• **What is expected**
Pull out every line with the word "пункты".

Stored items
## Start

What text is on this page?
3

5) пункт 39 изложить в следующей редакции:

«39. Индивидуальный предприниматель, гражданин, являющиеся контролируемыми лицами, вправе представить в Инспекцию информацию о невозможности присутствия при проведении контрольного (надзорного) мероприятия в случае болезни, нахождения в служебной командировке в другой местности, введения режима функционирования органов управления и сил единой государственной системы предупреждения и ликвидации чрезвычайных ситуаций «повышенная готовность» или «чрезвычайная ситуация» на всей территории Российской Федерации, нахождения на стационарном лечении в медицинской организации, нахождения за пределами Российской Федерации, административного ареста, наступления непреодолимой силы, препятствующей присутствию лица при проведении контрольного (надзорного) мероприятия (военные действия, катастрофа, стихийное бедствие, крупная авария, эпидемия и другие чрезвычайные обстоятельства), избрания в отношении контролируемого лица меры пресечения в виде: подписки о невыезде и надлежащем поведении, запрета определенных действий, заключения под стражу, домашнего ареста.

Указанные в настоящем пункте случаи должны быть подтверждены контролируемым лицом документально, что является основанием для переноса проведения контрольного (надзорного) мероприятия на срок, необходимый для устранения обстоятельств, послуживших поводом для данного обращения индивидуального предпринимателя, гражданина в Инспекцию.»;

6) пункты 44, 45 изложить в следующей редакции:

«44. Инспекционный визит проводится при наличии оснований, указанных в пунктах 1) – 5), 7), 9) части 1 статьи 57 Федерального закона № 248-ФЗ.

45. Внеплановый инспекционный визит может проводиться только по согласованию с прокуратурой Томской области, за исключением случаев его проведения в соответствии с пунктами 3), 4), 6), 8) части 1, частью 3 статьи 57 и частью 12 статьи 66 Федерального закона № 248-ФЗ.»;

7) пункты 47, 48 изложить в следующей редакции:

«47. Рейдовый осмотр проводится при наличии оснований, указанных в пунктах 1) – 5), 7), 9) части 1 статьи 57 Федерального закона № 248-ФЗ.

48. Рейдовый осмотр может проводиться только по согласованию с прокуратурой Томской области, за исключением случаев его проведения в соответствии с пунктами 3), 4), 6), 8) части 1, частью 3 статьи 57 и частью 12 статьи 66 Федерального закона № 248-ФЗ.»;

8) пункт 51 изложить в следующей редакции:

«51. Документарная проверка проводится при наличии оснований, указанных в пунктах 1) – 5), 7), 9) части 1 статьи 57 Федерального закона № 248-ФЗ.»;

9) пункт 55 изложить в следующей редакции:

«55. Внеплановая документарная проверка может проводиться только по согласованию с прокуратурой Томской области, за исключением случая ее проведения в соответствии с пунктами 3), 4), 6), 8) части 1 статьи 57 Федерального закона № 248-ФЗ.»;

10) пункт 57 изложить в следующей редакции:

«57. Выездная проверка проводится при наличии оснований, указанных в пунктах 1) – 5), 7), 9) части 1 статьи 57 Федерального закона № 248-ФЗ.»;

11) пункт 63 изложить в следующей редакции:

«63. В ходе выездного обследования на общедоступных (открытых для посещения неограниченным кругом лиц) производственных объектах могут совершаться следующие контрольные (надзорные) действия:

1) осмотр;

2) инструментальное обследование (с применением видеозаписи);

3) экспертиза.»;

## End

• **Reply**
6) пункты 44, 45 изложить в следующей редакции:
7) пункты 47, 48 изложить в следующей редакции:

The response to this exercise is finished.